>>>
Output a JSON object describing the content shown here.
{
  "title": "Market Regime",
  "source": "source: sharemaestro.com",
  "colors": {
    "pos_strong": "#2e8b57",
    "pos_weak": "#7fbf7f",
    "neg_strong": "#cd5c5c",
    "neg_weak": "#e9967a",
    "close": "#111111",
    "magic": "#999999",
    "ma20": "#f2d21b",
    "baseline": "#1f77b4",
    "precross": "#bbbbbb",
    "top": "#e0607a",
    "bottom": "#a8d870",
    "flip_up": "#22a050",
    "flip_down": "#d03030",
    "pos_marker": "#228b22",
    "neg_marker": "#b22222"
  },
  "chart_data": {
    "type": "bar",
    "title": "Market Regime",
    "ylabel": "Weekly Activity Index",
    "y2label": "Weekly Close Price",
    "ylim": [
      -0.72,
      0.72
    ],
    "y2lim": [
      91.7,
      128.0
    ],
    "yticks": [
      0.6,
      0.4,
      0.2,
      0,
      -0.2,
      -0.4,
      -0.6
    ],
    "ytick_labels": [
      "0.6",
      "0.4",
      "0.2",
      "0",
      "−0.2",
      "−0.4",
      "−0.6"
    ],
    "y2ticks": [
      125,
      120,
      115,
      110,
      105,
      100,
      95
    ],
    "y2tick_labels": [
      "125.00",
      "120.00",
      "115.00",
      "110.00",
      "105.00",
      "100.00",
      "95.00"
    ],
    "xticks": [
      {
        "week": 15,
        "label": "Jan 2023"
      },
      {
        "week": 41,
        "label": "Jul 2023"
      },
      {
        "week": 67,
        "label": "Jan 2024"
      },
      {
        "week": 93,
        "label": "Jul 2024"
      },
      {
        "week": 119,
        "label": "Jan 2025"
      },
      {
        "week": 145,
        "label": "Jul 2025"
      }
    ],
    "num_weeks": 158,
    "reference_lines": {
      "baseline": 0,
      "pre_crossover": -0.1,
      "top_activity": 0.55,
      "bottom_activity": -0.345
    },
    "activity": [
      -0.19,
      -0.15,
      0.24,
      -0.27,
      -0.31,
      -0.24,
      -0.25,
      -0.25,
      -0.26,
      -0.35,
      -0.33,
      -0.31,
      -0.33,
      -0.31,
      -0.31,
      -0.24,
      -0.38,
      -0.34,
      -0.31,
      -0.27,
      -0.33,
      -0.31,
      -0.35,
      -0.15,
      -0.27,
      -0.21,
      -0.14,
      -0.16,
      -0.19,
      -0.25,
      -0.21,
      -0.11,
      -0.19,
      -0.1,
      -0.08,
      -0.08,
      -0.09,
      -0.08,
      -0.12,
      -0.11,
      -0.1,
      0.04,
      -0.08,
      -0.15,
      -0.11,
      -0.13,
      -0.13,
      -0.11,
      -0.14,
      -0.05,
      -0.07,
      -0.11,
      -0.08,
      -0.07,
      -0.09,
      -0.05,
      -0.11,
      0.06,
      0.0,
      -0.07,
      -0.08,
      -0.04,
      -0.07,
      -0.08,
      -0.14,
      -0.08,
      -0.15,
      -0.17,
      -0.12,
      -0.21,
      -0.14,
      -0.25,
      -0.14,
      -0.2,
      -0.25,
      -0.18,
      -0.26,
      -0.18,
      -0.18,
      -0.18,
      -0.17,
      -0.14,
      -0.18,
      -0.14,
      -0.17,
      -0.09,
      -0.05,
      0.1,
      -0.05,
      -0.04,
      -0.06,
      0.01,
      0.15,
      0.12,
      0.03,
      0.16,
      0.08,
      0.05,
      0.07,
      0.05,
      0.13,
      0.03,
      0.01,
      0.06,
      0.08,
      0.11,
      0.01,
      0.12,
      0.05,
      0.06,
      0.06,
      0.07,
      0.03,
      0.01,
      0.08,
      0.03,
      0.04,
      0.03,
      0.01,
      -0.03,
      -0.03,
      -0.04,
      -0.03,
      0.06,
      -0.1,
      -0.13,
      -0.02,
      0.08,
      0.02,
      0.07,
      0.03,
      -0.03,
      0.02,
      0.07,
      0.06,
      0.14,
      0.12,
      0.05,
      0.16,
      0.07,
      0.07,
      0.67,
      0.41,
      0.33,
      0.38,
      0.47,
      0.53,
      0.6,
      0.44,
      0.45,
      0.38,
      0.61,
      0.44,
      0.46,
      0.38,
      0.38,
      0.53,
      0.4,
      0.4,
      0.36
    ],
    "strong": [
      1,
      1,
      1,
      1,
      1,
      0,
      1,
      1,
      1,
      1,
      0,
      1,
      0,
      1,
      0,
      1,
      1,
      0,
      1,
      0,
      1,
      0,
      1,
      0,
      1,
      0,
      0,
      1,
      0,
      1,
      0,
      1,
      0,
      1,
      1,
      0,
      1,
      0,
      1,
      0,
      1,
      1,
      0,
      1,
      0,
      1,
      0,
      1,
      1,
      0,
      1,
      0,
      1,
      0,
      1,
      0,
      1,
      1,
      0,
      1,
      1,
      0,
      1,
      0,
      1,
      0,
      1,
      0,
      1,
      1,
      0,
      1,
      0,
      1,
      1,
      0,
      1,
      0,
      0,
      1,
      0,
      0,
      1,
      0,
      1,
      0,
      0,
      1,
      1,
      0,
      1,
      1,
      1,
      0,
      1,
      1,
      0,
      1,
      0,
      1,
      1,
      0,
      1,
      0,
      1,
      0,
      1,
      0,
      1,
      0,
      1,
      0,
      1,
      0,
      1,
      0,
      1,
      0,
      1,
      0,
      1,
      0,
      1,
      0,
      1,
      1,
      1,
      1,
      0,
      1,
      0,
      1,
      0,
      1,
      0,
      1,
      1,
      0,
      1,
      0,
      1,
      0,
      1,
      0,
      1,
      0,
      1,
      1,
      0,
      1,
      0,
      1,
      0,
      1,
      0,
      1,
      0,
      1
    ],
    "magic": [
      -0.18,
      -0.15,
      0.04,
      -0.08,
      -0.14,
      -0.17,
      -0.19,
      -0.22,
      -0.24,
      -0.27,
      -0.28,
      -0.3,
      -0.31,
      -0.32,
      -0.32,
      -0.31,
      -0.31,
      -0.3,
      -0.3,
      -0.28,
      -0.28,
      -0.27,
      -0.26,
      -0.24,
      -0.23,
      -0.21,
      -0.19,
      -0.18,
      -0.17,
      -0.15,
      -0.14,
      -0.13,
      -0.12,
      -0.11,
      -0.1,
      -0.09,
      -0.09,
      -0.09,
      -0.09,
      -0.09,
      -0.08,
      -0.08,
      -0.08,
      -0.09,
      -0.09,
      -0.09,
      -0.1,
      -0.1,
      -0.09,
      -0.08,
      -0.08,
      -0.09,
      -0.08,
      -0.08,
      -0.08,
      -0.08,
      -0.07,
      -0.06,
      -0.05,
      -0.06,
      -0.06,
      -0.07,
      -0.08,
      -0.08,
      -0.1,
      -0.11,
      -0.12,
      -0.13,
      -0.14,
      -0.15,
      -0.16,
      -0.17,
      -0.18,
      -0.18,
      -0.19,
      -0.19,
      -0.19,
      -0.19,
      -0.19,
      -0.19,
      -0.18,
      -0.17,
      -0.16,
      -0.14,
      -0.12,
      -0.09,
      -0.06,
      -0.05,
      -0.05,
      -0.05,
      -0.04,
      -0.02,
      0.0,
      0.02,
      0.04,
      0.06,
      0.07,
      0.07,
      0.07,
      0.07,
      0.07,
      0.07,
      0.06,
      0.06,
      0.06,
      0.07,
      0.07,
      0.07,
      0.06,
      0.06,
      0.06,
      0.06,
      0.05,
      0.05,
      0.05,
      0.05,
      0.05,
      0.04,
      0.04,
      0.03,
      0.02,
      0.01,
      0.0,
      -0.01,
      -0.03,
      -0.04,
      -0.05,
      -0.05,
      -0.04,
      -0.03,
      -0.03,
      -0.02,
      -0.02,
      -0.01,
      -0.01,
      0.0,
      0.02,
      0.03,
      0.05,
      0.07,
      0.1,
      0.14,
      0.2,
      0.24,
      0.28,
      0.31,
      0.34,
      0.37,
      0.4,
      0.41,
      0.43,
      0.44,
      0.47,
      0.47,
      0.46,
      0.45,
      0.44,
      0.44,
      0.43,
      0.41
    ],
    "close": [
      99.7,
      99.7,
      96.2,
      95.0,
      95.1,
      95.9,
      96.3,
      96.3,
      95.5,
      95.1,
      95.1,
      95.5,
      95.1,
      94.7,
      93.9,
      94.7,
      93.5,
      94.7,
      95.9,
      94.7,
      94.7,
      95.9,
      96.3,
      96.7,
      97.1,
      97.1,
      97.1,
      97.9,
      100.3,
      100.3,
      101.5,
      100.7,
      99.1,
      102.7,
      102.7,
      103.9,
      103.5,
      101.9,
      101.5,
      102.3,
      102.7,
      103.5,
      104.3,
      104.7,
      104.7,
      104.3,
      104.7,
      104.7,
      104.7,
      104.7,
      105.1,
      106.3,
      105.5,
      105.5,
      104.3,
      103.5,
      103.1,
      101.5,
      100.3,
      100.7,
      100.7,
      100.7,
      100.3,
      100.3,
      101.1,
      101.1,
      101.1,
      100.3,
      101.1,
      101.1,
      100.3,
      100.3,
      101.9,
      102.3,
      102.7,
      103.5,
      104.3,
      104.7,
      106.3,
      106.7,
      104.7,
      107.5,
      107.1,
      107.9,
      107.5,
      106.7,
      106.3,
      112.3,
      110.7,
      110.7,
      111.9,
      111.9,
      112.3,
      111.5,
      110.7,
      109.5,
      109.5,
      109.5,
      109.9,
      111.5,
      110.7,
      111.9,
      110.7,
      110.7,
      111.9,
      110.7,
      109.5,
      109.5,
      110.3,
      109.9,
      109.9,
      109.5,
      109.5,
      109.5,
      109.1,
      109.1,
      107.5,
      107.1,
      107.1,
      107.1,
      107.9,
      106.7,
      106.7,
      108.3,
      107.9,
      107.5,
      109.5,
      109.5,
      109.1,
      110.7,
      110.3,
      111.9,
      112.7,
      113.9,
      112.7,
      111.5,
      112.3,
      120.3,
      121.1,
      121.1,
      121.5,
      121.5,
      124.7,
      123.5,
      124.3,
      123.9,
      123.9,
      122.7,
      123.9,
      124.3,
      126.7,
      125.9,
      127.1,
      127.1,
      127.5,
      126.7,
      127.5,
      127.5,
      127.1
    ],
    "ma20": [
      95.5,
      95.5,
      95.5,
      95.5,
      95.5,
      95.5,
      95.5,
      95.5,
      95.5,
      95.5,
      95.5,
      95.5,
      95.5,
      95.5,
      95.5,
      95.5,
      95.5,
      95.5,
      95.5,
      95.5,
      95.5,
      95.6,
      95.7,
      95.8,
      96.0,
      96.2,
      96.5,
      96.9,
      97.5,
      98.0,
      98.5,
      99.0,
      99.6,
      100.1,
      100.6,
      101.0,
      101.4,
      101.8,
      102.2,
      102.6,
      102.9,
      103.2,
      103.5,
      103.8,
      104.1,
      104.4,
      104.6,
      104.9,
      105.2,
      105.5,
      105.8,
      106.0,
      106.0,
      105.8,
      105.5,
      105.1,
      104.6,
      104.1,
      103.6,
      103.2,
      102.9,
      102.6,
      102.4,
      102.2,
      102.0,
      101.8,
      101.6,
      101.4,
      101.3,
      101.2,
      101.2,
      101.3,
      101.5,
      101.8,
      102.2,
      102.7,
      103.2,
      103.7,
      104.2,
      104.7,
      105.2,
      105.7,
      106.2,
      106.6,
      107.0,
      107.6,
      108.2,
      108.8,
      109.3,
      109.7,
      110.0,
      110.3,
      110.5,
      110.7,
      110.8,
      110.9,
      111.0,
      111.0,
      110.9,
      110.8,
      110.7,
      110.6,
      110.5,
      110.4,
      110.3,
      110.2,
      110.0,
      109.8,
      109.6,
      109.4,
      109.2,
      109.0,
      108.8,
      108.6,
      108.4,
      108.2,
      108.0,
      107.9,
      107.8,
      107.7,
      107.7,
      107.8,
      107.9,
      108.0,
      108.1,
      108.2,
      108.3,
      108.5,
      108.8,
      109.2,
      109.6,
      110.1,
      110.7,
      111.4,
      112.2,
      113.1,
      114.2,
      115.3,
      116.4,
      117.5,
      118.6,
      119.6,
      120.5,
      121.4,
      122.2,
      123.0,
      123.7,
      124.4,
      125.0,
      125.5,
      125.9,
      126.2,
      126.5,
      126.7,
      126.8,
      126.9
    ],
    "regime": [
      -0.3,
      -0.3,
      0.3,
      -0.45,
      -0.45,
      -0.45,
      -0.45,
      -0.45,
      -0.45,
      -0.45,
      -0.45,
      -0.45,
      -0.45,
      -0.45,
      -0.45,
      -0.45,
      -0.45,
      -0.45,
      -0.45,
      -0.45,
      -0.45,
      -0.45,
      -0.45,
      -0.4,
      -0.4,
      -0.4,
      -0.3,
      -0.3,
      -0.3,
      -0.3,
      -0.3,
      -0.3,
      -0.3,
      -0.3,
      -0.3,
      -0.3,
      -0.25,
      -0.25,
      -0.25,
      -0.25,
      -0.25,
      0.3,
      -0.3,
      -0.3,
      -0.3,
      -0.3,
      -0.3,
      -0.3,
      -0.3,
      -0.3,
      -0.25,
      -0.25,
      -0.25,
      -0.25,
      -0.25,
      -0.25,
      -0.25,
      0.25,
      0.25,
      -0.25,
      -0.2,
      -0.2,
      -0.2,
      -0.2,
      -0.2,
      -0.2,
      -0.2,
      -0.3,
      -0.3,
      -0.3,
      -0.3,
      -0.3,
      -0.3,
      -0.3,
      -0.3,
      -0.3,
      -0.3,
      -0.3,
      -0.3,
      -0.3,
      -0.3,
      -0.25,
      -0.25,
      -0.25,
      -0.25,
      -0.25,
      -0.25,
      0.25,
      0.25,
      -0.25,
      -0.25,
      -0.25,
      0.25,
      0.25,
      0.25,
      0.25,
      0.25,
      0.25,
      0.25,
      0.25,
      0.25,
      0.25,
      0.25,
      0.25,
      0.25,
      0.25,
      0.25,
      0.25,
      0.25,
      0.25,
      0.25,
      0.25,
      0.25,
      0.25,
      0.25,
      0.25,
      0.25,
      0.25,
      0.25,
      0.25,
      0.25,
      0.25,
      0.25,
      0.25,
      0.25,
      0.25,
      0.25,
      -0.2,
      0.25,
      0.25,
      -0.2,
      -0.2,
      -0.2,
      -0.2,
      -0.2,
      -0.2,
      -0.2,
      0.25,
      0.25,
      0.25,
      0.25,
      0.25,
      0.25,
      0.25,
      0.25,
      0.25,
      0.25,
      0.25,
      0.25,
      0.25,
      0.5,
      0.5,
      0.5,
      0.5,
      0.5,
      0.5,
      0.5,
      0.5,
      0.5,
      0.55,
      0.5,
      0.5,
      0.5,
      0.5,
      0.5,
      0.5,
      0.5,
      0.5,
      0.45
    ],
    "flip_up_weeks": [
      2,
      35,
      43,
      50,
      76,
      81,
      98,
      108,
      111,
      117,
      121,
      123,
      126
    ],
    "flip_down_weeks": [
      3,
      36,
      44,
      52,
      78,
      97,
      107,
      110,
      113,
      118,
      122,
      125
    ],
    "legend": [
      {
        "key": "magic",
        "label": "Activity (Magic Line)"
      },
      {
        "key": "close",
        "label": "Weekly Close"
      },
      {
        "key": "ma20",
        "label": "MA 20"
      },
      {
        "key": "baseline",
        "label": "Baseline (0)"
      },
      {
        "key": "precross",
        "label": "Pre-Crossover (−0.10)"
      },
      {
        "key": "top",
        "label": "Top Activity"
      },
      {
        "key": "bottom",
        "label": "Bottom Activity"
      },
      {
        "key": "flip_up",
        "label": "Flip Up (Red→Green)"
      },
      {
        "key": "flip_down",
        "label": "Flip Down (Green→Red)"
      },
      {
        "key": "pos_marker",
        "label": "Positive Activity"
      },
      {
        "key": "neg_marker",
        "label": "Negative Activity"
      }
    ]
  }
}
<<<
WHAT NEEDS TO BE DONE: Copy each line that holds the word "title".

THE ANSWER:
  "title": "Market Regime",
    "title": "Market Regime",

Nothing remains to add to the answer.